Problem statement:
Exactly as written, transcribe the lines that run from the one containing "Give me the" to the end of the records below.

Raw records:
--- Start ---
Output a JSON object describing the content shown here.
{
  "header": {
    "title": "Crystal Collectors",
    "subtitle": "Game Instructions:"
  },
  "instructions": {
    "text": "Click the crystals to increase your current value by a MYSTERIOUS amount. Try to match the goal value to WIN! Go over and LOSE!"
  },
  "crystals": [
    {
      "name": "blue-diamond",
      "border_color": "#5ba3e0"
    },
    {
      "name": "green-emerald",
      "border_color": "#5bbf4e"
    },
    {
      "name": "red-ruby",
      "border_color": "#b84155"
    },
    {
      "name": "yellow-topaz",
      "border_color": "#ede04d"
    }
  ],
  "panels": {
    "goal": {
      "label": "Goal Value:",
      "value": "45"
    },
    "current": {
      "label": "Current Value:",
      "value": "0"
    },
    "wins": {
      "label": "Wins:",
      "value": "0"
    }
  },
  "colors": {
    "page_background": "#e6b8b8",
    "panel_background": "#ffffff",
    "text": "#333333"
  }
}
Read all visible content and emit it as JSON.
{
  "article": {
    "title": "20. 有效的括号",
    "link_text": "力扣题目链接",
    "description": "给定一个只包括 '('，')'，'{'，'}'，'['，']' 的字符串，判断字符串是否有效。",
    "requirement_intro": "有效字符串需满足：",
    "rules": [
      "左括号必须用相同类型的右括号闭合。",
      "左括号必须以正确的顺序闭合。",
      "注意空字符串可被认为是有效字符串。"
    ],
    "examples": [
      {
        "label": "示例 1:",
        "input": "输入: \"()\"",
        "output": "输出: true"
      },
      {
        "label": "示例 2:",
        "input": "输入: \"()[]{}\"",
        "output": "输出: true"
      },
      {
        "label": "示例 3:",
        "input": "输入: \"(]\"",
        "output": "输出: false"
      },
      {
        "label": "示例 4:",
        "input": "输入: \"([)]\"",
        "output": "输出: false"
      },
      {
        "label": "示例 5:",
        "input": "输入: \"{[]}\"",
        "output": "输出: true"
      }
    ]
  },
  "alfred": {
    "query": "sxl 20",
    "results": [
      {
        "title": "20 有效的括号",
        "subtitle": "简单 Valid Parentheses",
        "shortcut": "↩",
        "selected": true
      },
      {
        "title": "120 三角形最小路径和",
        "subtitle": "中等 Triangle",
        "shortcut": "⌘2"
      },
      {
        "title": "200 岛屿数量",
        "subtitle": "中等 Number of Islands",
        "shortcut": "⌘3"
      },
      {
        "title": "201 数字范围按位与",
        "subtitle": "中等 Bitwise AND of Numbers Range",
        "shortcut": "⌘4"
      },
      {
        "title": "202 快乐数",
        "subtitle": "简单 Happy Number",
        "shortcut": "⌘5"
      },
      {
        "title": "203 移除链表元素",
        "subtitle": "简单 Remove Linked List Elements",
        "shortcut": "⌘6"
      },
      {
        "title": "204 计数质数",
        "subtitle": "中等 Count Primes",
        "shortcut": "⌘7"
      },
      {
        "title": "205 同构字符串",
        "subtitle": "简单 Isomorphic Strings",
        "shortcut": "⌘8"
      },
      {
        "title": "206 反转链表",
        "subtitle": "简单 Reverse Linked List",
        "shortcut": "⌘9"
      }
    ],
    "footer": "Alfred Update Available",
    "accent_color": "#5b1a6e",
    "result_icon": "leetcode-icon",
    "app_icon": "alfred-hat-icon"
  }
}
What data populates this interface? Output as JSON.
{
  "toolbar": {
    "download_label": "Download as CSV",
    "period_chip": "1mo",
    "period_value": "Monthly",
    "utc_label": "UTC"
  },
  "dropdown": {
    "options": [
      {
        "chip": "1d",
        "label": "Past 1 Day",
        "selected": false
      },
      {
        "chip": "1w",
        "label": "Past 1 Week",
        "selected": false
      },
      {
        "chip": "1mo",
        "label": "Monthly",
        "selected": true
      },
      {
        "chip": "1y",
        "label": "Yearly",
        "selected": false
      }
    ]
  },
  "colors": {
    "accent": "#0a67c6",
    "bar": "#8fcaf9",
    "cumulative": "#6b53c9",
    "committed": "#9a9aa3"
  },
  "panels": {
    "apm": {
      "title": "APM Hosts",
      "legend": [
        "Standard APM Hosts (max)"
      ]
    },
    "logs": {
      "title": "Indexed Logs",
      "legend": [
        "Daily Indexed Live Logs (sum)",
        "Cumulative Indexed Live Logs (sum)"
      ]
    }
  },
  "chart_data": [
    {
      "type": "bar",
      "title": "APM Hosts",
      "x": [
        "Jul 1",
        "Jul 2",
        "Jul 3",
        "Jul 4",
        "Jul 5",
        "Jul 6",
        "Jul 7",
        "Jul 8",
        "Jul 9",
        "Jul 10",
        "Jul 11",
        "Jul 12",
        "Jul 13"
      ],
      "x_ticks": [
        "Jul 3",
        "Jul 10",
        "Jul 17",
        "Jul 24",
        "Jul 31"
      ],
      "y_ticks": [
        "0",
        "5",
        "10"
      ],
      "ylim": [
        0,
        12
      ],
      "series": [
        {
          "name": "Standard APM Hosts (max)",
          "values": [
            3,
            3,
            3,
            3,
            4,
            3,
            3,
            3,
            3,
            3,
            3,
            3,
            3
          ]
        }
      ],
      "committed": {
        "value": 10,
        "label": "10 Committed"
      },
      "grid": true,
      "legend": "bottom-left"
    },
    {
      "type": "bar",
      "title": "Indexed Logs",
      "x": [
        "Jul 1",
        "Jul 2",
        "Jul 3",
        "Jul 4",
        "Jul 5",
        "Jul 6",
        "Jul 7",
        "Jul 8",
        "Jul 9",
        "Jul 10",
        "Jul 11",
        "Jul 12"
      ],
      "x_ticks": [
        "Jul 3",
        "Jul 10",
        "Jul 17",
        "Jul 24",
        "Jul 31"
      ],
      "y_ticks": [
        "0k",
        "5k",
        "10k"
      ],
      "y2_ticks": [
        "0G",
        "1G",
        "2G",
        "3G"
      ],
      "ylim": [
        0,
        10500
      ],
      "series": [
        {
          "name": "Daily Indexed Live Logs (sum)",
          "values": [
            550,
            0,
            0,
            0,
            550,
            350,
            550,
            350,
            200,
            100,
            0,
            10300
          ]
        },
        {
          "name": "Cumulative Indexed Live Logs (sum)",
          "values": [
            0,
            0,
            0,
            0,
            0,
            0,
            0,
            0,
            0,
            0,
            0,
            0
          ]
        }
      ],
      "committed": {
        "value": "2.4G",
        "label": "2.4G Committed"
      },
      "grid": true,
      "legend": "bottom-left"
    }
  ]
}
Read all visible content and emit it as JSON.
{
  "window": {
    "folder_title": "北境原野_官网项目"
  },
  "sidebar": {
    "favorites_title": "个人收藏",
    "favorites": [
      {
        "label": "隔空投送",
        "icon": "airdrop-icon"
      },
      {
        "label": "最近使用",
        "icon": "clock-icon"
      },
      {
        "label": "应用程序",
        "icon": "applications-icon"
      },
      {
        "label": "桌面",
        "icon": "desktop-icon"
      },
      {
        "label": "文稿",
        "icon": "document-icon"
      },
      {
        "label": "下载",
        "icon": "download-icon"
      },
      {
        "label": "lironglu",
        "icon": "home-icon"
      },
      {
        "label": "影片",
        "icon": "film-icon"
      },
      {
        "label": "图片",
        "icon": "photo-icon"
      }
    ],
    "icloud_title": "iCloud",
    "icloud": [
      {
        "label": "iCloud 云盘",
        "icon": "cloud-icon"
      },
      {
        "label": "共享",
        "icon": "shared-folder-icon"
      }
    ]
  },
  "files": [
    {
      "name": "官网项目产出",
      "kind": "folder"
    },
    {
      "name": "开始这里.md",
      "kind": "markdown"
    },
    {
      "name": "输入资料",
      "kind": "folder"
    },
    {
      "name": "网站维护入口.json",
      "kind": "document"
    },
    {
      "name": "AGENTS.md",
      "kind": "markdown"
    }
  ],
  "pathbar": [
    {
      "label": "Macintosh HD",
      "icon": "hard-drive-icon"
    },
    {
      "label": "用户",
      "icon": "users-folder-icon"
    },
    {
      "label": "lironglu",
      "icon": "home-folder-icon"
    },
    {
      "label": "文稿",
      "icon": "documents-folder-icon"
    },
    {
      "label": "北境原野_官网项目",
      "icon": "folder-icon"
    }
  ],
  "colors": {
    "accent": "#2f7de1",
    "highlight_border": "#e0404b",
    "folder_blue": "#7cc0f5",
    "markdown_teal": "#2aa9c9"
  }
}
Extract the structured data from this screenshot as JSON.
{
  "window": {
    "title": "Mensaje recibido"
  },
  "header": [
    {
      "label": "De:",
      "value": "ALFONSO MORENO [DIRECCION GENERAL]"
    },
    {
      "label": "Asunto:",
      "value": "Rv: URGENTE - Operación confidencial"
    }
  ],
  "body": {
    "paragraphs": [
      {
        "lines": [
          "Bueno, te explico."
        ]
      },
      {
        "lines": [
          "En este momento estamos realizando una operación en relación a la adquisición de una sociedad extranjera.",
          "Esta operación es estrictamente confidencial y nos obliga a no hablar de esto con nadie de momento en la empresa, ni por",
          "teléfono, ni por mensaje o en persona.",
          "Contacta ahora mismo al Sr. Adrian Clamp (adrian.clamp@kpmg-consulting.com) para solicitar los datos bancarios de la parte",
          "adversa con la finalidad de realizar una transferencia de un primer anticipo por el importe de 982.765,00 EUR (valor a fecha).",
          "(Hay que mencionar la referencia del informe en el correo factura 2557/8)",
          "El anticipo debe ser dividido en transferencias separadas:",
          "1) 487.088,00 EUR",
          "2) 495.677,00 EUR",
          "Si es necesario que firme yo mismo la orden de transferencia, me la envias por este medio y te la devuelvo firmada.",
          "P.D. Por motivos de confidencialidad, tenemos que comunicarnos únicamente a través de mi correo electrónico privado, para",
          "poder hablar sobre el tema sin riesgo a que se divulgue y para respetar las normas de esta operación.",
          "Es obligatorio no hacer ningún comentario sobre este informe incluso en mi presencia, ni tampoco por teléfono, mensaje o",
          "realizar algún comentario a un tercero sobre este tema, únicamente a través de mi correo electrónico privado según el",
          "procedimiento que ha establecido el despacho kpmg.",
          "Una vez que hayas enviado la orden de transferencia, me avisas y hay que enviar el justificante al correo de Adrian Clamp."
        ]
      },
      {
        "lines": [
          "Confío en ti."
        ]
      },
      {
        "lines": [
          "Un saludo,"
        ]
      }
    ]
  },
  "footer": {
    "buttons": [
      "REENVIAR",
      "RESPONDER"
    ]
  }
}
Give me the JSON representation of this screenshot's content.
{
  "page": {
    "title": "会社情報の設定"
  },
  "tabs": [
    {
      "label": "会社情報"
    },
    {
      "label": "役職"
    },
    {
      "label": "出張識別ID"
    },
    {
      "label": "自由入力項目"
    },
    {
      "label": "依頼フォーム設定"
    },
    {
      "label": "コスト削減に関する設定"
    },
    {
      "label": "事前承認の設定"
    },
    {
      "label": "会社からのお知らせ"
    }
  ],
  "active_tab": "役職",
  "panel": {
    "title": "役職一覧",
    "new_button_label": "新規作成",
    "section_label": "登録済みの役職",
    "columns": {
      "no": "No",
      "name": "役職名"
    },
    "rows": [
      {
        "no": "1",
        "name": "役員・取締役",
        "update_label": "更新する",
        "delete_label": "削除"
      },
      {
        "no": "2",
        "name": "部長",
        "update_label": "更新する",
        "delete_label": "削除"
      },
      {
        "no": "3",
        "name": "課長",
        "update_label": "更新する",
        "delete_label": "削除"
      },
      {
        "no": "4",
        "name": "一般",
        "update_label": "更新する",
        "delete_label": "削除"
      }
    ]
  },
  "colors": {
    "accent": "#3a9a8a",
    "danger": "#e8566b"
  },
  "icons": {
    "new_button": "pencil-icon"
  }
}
--- End ---
Response below:
Give me the JSON representation of this screenshot's content.
{
  "page": {
    "title": "会社情報の設定"
  },
  "tabs": [
    {
      "label": "会社情報"
    },
    {
      "label": "役職"
    },
    {
      "label": "出張識別ID"
    },
    {
      "label": "自由入力項目"
    },
    {
      "label": "依頼フォーム設定"
    },
    {
      "label": "コスト削減に関する設定"
    },
    {
      "label": "事前承認の設定"
    },
    {
      "label": "会社からのお知らせ"
    }
  ],
  "active_tab": "役職",
  "panel": {
    "title": "役職一覧",
    "new_button_label": "新規作成",
    "section_label": "登録済みの役職",
    "columns": {
      "no": "No",
      "name": "役職名"
    },
    "rows": [
      {
        "no": "1",
        "name": "役員・取締役",
        "update_label": "更新する",
        "delete_label": "削除"
      },
      {
        "no": "2",
        "name": "部長",
        "update_label": "更新する",
        "delete_label": "削除"
      },
      {
        "no": "3",
        "name": "課長",
        "update_label": "更新する",
        "delete_label": "削除"
      },
      {
        "no": "4",
        "name": "一般",
        "update_label": "更新する",
        "delete_label": "削除"
      }
    ]
  },
  "colors": {
    "accent": "#3a9a8a",
    "danger": "#e8566b"
  },
  "icons": {
    "new_button": "pencil-icon"
  }
}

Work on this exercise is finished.